◆ To be done
Output a single figure: the number of lines in which the word "data" appears.

★ ★ ★ ★ ★

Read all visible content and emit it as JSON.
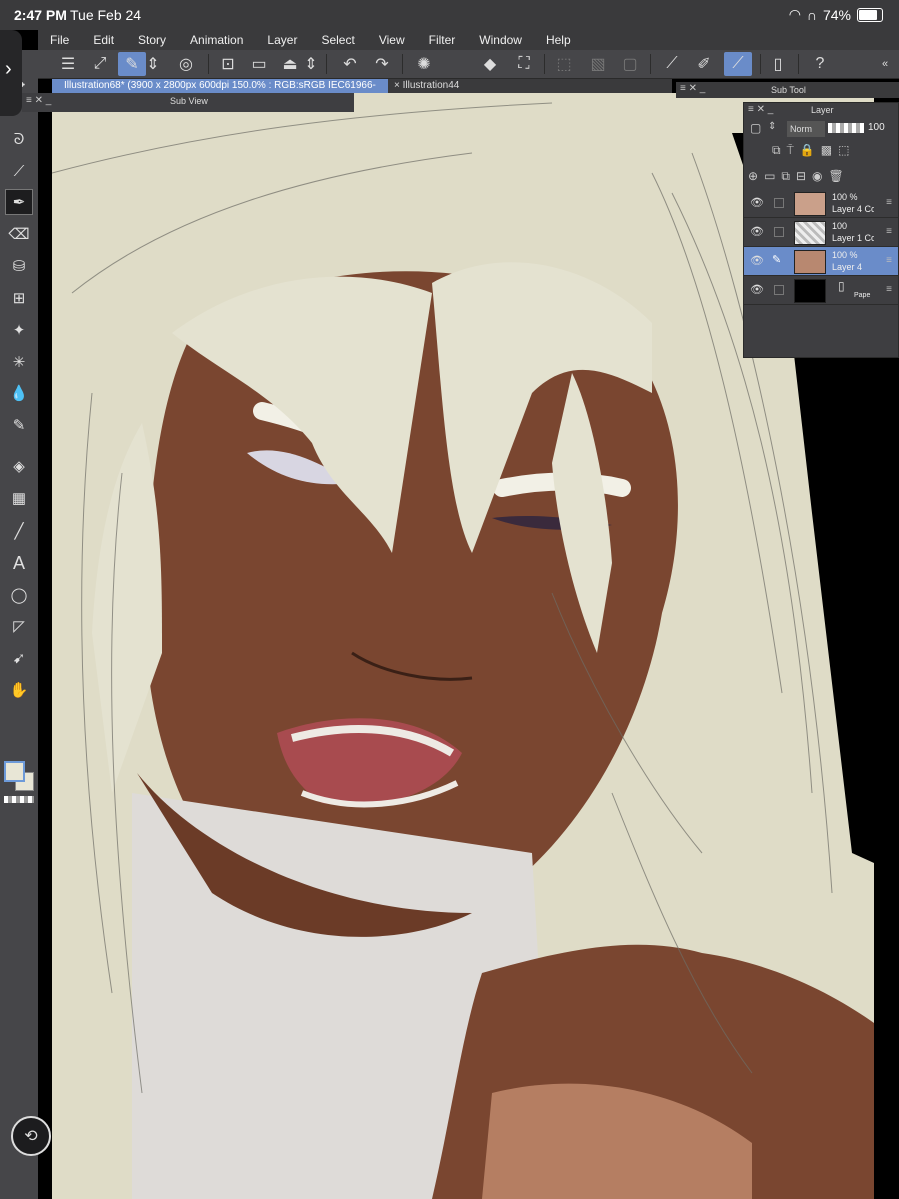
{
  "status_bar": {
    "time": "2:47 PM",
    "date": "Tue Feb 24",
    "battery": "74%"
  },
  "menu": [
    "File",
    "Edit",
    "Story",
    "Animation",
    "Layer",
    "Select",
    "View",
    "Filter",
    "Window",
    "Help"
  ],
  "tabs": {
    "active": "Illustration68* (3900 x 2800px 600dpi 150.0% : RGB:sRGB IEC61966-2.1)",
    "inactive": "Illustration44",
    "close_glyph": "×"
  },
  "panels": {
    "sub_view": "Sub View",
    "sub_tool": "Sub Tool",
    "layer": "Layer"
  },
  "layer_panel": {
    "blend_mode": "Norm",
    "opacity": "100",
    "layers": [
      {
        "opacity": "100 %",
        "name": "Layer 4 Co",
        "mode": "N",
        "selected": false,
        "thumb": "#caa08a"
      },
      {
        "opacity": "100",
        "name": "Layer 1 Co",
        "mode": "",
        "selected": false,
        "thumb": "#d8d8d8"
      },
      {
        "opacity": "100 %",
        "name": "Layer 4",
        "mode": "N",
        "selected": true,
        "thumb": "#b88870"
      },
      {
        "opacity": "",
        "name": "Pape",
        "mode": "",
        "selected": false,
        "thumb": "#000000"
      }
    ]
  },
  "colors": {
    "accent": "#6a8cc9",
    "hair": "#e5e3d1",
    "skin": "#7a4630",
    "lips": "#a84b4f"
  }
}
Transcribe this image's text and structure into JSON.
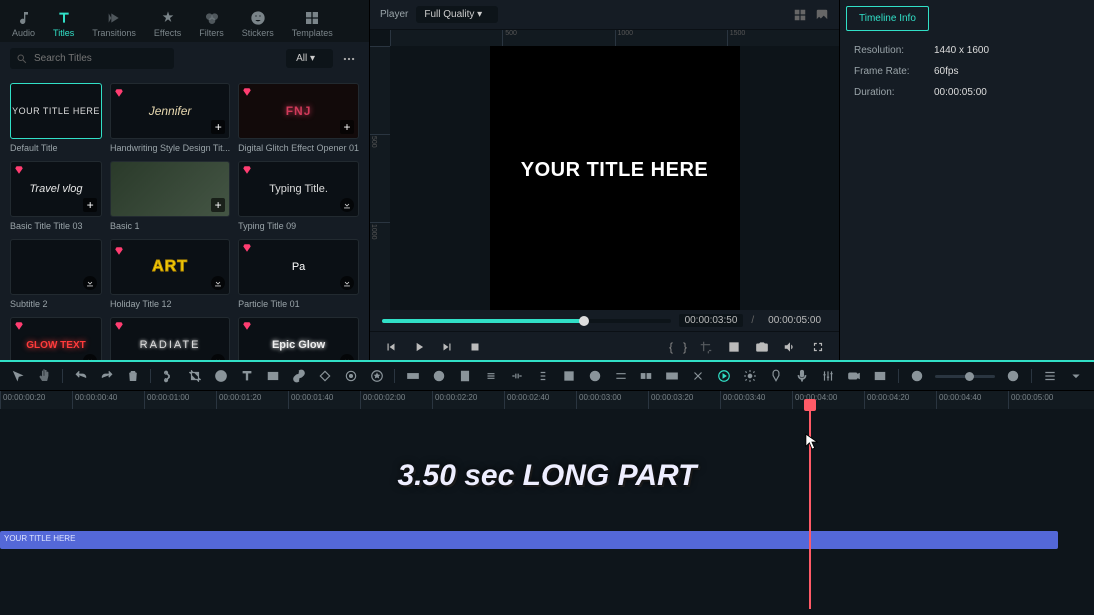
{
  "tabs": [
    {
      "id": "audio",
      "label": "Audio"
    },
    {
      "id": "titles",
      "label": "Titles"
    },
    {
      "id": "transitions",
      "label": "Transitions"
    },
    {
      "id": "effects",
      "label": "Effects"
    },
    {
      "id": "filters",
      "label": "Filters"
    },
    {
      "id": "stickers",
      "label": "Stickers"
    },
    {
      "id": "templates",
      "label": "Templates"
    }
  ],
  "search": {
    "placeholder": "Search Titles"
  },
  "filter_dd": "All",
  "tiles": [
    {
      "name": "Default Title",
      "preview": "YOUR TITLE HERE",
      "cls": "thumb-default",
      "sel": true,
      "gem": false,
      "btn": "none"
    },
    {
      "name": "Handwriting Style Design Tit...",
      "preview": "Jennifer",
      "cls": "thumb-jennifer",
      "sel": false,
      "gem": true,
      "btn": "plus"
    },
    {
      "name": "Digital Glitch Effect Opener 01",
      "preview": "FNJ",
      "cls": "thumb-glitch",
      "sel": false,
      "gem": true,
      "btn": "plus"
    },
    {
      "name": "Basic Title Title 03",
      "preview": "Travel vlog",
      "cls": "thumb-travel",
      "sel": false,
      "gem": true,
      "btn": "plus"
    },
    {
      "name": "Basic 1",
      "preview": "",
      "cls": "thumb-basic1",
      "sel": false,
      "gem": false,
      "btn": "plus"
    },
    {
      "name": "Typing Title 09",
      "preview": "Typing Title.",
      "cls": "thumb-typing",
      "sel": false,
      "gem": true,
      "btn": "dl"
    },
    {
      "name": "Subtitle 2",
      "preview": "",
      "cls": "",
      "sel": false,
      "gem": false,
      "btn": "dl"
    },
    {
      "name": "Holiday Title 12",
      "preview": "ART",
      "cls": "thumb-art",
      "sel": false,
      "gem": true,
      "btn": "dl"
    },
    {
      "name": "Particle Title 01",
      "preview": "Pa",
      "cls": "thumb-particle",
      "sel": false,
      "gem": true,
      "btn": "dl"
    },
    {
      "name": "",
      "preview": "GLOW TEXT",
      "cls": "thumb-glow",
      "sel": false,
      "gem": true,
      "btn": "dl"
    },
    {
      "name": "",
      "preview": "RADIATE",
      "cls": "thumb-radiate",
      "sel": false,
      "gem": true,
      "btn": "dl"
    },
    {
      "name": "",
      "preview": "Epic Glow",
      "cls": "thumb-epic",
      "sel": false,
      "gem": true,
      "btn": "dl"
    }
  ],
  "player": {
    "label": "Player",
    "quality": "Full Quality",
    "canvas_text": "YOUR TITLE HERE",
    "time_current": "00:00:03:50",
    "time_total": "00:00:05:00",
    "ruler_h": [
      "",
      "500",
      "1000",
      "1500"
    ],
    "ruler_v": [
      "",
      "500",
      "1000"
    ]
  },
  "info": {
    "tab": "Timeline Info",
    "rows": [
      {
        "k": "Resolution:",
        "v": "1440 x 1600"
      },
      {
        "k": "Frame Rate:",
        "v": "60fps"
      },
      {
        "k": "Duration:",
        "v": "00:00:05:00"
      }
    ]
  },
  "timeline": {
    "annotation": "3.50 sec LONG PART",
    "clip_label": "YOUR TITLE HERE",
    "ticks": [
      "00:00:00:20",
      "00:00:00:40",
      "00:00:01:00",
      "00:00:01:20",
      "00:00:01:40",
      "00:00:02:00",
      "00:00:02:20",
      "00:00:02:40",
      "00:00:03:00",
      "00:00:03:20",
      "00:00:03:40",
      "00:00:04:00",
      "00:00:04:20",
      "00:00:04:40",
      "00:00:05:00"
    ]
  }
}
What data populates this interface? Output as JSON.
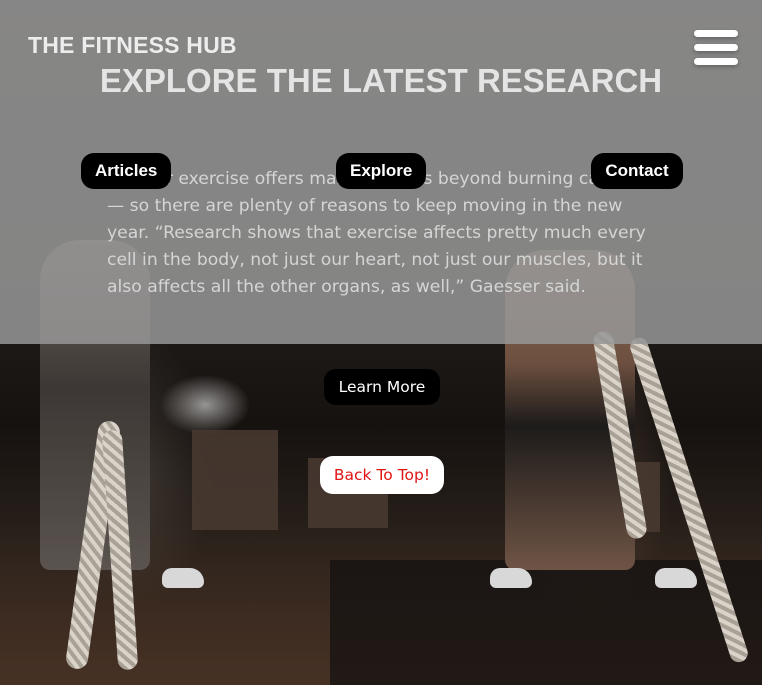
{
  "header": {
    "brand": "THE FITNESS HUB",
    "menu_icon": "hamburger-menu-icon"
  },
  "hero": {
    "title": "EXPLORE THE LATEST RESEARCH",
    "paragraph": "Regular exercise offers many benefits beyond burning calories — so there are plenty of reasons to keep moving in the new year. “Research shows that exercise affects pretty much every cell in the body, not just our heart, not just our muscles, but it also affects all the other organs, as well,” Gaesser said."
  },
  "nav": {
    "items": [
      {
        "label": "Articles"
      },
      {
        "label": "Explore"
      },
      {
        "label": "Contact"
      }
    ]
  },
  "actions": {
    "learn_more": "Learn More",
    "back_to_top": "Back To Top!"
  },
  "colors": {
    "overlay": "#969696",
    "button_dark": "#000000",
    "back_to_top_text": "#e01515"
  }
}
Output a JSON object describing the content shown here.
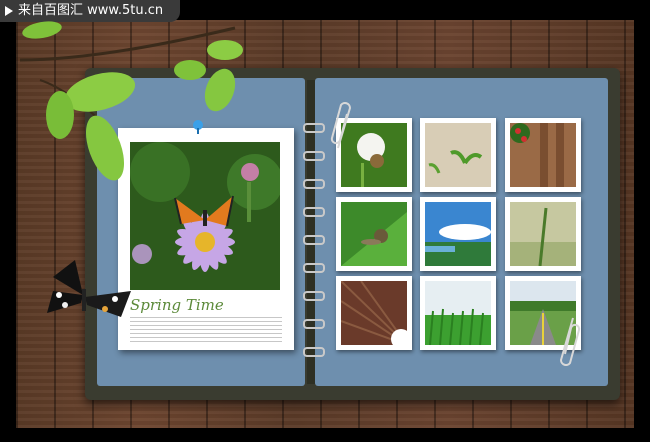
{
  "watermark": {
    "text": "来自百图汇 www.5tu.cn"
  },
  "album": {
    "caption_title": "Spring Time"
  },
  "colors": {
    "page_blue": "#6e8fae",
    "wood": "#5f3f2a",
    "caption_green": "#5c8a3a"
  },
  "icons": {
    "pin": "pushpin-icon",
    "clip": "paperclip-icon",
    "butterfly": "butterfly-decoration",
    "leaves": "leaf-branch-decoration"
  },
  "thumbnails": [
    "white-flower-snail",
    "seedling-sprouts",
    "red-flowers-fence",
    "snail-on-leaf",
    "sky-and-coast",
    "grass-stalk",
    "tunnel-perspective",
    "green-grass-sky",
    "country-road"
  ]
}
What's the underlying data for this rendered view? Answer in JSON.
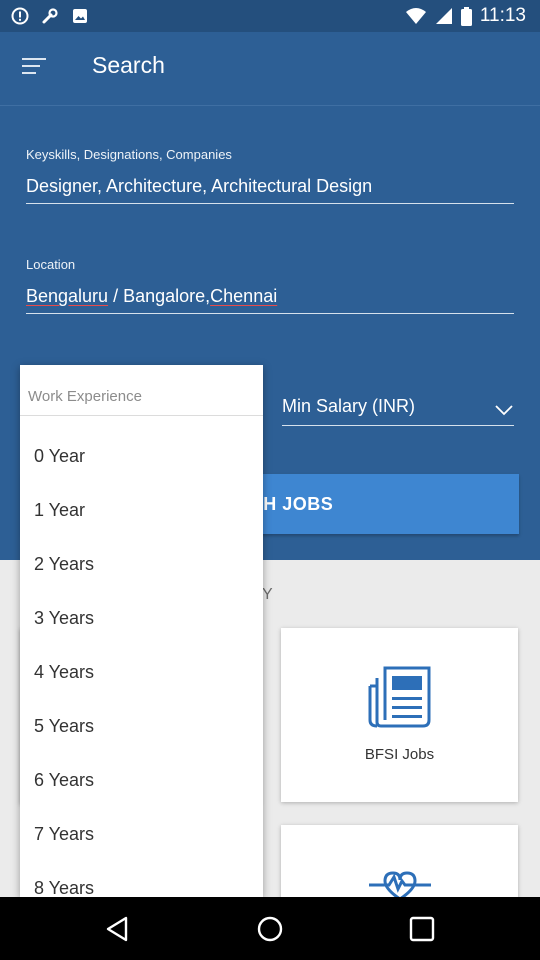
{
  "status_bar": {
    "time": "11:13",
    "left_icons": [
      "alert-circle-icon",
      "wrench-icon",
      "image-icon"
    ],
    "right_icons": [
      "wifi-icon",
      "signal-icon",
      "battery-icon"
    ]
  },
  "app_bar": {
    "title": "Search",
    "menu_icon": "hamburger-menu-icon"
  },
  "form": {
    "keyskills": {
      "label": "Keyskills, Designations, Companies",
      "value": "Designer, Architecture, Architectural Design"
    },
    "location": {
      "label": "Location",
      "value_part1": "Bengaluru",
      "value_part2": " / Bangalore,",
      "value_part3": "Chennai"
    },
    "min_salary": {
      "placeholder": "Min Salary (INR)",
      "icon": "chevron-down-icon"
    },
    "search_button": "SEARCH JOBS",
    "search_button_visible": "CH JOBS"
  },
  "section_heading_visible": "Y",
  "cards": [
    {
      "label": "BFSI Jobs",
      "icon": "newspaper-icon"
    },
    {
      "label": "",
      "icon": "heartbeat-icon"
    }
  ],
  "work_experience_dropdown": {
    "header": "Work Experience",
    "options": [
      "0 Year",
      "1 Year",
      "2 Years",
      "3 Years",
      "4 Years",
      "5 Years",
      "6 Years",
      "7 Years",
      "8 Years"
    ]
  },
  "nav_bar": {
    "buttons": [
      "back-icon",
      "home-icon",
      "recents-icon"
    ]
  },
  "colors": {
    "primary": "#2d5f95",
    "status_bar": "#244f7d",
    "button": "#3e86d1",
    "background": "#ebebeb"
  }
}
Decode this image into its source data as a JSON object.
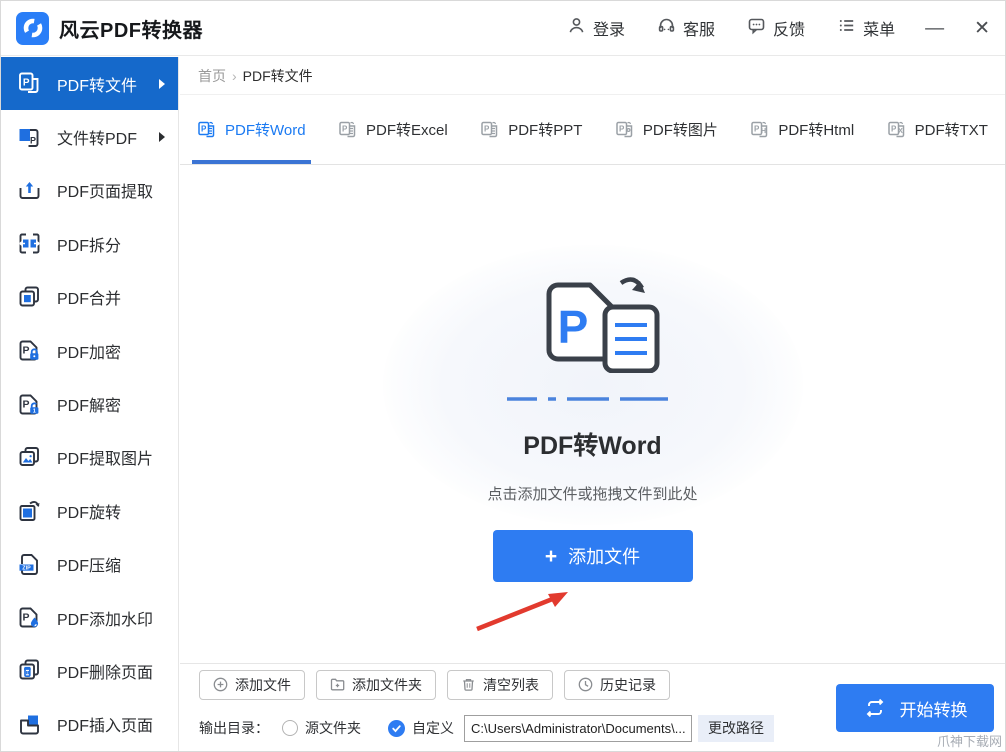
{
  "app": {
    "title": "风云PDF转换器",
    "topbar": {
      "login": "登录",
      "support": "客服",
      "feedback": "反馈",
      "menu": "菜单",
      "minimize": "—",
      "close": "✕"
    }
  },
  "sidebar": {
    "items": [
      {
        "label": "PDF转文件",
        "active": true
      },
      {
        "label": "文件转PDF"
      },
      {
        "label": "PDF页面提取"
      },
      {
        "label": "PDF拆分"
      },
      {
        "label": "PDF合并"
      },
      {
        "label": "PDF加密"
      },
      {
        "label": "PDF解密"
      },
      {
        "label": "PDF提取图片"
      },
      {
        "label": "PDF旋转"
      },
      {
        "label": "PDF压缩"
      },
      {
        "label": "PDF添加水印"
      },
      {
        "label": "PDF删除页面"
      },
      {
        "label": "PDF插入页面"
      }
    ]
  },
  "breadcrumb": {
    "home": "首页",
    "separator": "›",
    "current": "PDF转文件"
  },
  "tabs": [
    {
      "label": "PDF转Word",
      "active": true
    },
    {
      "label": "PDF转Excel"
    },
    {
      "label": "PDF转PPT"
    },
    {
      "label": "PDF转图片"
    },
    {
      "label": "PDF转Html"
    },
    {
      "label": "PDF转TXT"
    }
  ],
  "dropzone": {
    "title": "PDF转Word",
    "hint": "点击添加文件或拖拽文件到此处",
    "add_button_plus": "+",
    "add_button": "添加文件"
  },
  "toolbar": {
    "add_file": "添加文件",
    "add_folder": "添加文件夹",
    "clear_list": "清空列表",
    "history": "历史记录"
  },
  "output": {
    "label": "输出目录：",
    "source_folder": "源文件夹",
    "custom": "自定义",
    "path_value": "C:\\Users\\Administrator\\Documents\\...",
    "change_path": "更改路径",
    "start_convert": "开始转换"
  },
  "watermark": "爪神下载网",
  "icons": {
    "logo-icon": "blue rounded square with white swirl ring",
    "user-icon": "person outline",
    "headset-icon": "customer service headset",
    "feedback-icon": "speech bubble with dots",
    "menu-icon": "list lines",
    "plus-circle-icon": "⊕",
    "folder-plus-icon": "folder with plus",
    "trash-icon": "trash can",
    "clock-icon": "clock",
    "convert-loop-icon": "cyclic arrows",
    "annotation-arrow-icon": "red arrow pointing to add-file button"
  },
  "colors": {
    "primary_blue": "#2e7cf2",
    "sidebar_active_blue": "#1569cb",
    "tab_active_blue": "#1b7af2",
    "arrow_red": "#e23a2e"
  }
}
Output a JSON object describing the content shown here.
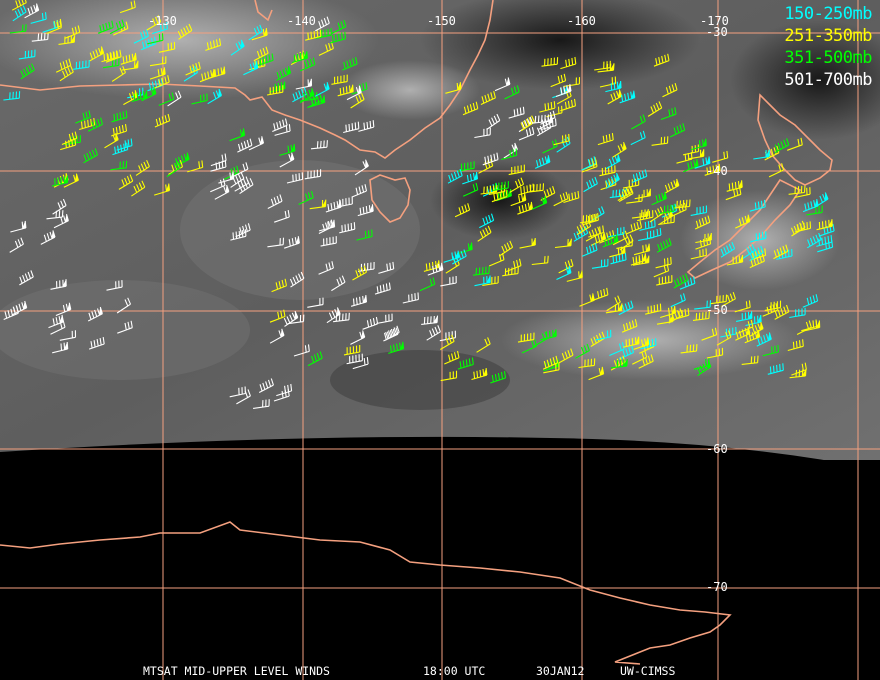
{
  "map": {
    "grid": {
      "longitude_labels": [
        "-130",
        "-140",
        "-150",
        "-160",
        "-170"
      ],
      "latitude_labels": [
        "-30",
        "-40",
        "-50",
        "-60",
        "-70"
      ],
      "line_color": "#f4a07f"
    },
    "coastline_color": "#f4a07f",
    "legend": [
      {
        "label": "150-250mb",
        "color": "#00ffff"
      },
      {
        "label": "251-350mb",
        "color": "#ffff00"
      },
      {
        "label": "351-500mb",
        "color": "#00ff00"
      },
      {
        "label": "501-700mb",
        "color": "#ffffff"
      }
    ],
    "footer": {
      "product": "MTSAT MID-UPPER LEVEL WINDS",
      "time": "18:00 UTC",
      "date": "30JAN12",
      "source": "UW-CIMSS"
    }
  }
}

★ ★ ★ ★ ★

◆ Finished task
3